Extract the full set of records that follows, word for word.

## Data shown
-- Start --
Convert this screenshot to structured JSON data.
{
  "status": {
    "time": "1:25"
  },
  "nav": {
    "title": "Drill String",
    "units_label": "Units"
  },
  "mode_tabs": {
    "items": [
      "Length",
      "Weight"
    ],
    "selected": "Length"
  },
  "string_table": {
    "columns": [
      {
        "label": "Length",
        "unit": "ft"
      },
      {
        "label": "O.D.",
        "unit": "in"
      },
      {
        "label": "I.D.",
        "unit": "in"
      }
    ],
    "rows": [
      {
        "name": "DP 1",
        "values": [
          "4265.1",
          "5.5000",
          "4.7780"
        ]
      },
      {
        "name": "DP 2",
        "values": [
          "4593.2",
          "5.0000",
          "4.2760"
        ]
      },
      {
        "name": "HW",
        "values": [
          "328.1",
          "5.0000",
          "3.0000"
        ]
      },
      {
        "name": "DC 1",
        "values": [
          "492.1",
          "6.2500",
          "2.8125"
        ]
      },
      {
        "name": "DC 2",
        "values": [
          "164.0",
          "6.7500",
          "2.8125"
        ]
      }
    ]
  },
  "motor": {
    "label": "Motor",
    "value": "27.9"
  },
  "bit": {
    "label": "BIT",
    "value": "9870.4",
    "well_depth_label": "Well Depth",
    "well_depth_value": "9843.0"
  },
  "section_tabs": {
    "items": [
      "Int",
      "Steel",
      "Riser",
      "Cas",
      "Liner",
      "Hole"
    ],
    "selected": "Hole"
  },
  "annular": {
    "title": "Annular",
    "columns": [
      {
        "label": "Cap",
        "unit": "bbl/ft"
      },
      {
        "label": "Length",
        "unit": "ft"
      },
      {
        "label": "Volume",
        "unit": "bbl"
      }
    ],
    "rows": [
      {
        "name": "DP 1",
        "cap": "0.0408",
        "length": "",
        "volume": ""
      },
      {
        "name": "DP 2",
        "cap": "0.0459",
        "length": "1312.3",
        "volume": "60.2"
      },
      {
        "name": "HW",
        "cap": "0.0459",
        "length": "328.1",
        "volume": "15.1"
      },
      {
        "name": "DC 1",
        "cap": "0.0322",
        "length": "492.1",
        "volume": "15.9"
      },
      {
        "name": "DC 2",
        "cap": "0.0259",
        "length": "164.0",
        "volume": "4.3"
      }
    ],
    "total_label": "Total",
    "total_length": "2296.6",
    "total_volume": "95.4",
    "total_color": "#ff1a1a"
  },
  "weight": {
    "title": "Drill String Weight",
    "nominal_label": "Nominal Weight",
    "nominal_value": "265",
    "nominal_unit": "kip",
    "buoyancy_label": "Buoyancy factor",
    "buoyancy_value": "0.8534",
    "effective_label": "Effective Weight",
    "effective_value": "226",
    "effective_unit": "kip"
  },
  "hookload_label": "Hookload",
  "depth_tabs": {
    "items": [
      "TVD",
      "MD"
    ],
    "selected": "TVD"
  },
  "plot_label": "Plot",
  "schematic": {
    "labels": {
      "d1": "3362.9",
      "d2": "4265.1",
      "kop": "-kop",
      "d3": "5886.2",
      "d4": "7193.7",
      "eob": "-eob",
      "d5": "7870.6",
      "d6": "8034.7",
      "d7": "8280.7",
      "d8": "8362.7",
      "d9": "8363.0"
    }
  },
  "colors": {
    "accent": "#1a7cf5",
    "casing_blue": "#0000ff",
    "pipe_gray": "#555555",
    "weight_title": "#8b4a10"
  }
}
-- End --
## Response below
Convert this screenshot to structured JSON data.
{
  "status": {
    "time": "1:25"
  },
  "nav": {
    "title": "Drill String",
    "units_label": "Units"
  },
  "mode_tabs": {
    "items": [
      "Length",
      "Weight"
    ],
    "selected": "Length"
  },
  "string_table": {
    "columns": [
      {
        "label": "Length",
        "unit": "ft"
      },
      {
        "label": "O.D.",
        "unit": "in"
      },
      {
        "label": "I.D.",
        "unit": "in"
      }
    ],
    "rows": [
      {
        "name": "DP 1",
        "values": [
          "4265.1",
          "5.5000",
          "4.7780"
        ]
      },
      {
        "name": "DP 2",
        "values": [
          "4593.2",
          "5.0000",
          "4.2760"
        ]
      },
      {
        "name": "HW",
        "values": [
          "328.1",
          "5.0000",
          "3.0000"
        ]
      },
      {
        "name": "DC 1",
        "values": [
          "492.1",
          "6.2500",
          "2.8125"
        ]
      },
      {
        "name": "DC 2",
        "values": [
          "164.0",
          "6.7500",
          "2.8125"
        ]
      }
    ]
  },
  "motor": {
    "label": "Motor",
    "value": "27.9"
  },
  "bit": {
    "label": "BIT",
    "value": "9870.4",
    "well_depth_label": "Well Depth",
    "well_depth_value": "9843.0"
  },
  "section_tabs": {
    "items": [
      "Int",
      "Steel",
      "Riser",
      "Cas",
      "Liner",
      "Hole"
    ],
    "selected": "Hole"
  },
  "annular": {
    "title": "Annular",
    "columns": [
      {
        "label": "Cap",
        "unit": "bbl/ft"
      },
      {
        "label": "Length",
        "unit": "ft"
      },
      {
        "label": "Volume",
        "unit": "bbl"
      }
    ],
    "rows": [
      {
        "name": "DP 1",
        "cap": "0.0408",
        "length": "",
        "volume": ""
      },
      {
        "name": "DP 2",
        "cap": "0.0459",
        "length": "1312.3",
        "volume": "60.2"
      },
      {
        "name": "HW",
        "cap": "0.0459",
        "length": "328.1",
        "volume": "15.1"
      },
      {
        "name": "DC 1",
        "cap": "0.0322",
        "length": "492.1",
        "volume": "15.9"
      },
      {
        "name": "DC 2",
        "cap": "0.0259",
        "length": "164.0",
        "volume": "4.3"
      }
    ],
    "total_label": "Total",
    "total_length": "2296.6",
    "total_volume": "95.4",
    "total_color": "#ff1a1a"
  },
  "weight": {
    "title": "Drill String Weight",
    "nominal_label": "Nominal Weight",
    "nominal_value": "265",
    "nominal_unit": "kip",
    "buoyancy_label": "Buoyancy factor",
    "buoyancy_value": "0.8534",
    "effective_label": "Effective Weight",
    "effective_value": "226",
    "effective_unit": "kip"
  },
  "hookload_label": "Hookload",
  "depth_tabs": {
    "items": [
      "TVD",
      "MD"
    ],
    "selected": "TVD"
  },
  "plot_label": "Plot",
  "schematic": {
    "labels": {
      "d1": "3362.9",
      "d2": "4265.1",
      "kop": "-kop",
      "d3": "5886.2",
      "d4": "7193.7",
      "eob": "-eob",
      "d5": "7870.6",
      "d6": "8034.7",
      "d7": "8280.7",
      "d8": "8362.7",
      "d9": "8363.0"
    }
  },
  "colors": {
    "accent": "#1a7cf5",
    "casing_blue": "#0000ff",
    "pipe_gray": "#555555",
    "weight_title": "#8b4a10"
  }
}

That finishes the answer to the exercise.